*Dataset records*
## BEGIN
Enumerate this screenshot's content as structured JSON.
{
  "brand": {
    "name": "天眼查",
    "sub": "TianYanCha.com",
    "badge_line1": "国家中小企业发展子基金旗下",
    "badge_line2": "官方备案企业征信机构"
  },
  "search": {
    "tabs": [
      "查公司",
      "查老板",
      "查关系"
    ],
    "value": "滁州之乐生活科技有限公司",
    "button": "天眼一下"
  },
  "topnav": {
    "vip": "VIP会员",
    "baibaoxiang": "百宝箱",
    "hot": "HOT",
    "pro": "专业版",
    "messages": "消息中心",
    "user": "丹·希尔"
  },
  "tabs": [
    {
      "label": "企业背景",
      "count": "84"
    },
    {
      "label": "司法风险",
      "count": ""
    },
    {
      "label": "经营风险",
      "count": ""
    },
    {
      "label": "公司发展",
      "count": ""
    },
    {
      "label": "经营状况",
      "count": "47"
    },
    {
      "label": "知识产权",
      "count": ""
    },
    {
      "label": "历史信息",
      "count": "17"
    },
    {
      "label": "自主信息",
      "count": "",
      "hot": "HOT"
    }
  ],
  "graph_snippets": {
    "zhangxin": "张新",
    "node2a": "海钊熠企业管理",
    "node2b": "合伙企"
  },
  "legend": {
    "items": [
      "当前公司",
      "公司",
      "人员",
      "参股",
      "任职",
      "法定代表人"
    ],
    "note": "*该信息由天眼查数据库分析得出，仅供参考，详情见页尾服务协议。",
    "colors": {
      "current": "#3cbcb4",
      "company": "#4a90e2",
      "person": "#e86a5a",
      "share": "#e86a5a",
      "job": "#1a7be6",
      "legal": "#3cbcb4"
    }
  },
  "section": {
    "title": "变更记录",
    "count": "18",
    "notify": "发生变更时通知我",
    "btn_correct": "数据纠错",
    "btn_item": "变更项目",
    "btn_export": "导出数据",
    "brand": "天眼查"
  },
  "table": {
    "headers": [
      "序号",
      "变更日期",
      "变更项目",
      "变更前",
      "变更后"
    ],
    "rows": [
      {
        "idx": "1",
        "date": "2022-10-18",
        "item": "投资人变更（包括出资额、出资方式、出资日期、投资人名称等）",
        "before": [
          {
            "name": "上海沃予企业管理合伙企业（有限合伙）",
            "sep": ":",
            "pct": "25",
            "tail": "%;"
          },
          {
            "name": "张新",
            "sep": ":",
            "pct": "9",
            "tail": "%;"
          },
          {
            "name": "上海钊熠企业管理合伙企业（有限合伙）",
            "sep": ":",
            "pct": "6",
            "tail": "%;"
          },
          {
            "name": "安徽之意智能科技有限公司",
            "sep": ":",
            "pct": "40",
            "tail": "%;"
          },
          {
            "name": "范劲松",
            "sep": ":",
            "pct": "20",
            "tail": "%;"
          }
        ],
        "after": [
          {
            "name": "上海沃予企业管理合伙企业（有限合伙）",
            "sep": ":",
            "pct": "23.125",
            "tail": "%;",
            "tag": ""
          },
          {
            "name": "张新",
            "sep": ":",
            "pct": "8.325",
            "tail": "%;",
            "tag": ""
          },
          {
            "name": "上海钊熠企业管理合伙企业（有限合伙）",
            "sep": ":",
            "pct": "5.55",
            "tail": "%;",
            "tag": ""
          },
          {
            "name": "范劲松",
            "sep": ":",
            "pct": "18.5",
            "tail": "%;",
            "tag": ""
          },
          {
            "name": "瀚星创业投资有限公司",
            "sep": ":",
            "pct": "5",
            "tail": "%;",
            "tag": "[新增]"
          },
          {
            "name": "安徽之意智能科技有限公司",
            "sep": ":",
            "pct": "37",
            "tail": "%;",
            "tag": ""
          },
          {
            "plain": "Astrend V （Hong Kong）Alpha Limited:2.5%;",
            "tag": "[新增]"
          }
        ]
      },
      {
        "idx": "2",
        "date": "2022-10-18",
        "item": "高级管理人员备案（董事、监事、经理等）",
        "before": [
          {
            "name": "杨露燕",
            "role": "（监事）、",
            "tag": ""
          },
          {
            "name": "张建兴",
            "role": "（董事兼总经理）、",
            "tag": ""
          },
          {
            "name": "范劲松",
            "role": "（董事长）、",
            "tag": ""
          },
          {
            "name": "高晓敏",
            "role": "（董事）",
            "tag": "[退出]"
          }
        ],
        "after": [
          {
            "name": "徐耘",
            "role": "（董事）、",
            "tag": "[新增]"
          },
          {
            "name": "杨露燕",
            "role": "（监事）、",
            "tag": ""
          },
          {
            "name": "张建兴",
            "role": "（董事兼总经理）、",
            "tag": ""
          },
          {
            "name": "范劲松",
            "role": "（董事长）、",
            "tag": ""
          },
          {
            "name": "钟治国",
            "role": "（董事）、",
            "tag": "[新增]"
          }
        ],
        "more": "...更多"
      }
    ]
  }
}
## END
*TASK STATEMENT*
Faithfully transcribe the whole of the data.

*EXPECTED ANSWER*
Enumerate this screenshot's content as structured JSON.
{
  "brand": {
    "name": "天眼查",
    "sub": "TianYanCha.com",
    "badge_line1": "国家中小企业发展子基金旗下",
    "badge_line2": "官方备案企业征信机构"
  },
  "search": {
    "tabs": [
      "查公司",
      "查老板",
      "查关系"
    ],
    "value": "滁州之乐生活科技有限公司",
    "button": "天眼一下"
  },
  "topnav": {
    "vip": "VIP会员",
    "baibaoxiang": "百宝箱",
    "hot": "HOT",
    "pro": "专业版",
    "messages": "消息中心",
    "user": "丹·希尔"
  },
  "tabs": [
    {
      "label": "企业背景",
      "count": "84"
    },
    {
      "label": "司法风险",
      "count": ""
    },
    {
      "label": "经营风险",
      "count": ""
    },
    {
      "label": "公司发展",
      "count": ""
    },
    {
      "label": "经营状况",
      "count": "47"
    },
    {
      "label": "知识产权",
      "count": ""
    },
    {
      "label": "历史信息",
      "count": "17"
    },
    {
      "label": "自主信息",
      "count": "",
      "hot": "HOT"
    }
  ],
  "graph_snippets": {
    "zhangxin": "张新",
    "node2a": "海钊熠企业管理",
    "node2b": "合伙企"
  },
  "legend": {
    "items": [
      "当前公司",
      "公司",
      "人员",
      "参股",
      "任职",
      "法定代表人"
    ],
    "note": "*该信息由天眼查数据库分析得出，仅供参考，详情见页尾服务协议。",
    "colors": {
      "current": "#3cbcb4",
      "company": "#4a90e2",
      "person": "#e86a5a",
      "share": "#e86a5a",
      "job": "#1a7be6",
      "legal": "#3cbcb4"
    }
  },
  "section": {
    "title": "变更记录",
    "count": "18",
    "notify": "发生变更时通知我",
    "btn_correct": "数据纠错",
    "btn_item": "变更项目",
    "btn_export": "导出数据",
    "brand": "天眼查"
  },
  "table": {
    "headers": [
      "序号",
      "变更日期",
      "变更项目",
      "变更前",
      "变更后"
    ],
    "rows": [
      {
        "idx": "1",
        "date": "2022-10-18",
        "item": "投资人变更（包括出资额、出资方式、出资日期、投资人名称等）",
        "before": [
          {
            "name": "上海沃予企业管理合伙企业（有限合伙）",
            "sep": ":",
            "pct": "25",
            "tail": "%;"
          },
          {
            "name": "张新",
            "sep": ":",
            "pct": "9",
            "tail": "%;"
          },
          {
            "name": "上海钊熠企业管理合伙企业（有限合伙）",
            "sep": ":",
            "pct": "6",
            "tail": "%;"
          },
          {
            "name": "安徽之意智能科技有限公司",
            "sep": ":",
            "pct": "40",
            "tail": "%;"
          },
          {
            "name": "范劲松",
            "sep": ":",
            "pct": "20",
            "tail": "%;"
          }
        ],
        "after": [
          {
            "name": "上海沃予企业管理合伙企业（有限合伙）",
            "sep": ":",
            "pct": "23.125",
            "tail": "%;",
            "tag": ""
          },
          {
            "name": "张新",
            "sep": ":",
            "pct": "8.325",
            "tail": "%;",
            "tag": ""
          },
          {
            "name": "上海钊熠企业管理合伙企业（有限合伙）",
            "sep": ":",
            "pct": "5.55",
            "tail": "%;",
            "tag": ""
          },
          {
            "name": "范劲松",
            "sep": ":",
            "pct": "18.5",
            "tail": "%;",
            "tag": ""
          },
          {
            "name": "瀚星创业投资有限公司",
            "sep": ":",
            "pct": "5",
            "tail": "%;",
            "tag": "[新增]"
          },
          {
            "name": "安徽之意智能科技有限公司",
            "sep": ":",
            "pct": "37",
            "tail": "%;",
            "tag": ""
          },
          {
            "plain": "Astrend V （Hong Kong）Alpha Limited:2.5%;",
            "tag": "[新增]"
          }
        ]
      },
      {
        "idx": "2",
        "date": "2022-10-18",
        "item": "高级管理人员备案（董事、监事、经理等）",
        "before": [
          {
            "name": "杨露燕",
            "role": "（监事）、",
            "tag": ""
          },
          {
            "name": "张建兴",
            "role": "（董事兼总经理）、",
            "tag": ""
          },
          {
            "name": "范劲松",
            "role": "（董事长）、",
            "tag": ""
          },
          {
            "name": "高晓敏",
            "role": "（董事）",
            "tag": "[退出]"
          }
        ],
        "after": [
          {
            "name": "徐耘",
            "role": "（董事）、",
            "tag": "[新增]"
          },
          {
            "name": "杨露燕",
            "role": "（监事）、",
            "tag": ""
          },
          {
            "name": "张建兴",
            "role": "（董事兼总经理）、",
            "tag": ""
          },
          {
            "name": "范劲松",
            "role": "（董事长）、",
            "tag": ""
          },
          {
            "name": "钟治国",
            "role": "（董事）、",
            "tag": "[新增]"
          }
        ],
        "more": "...更多"
      }
    ]
  }
}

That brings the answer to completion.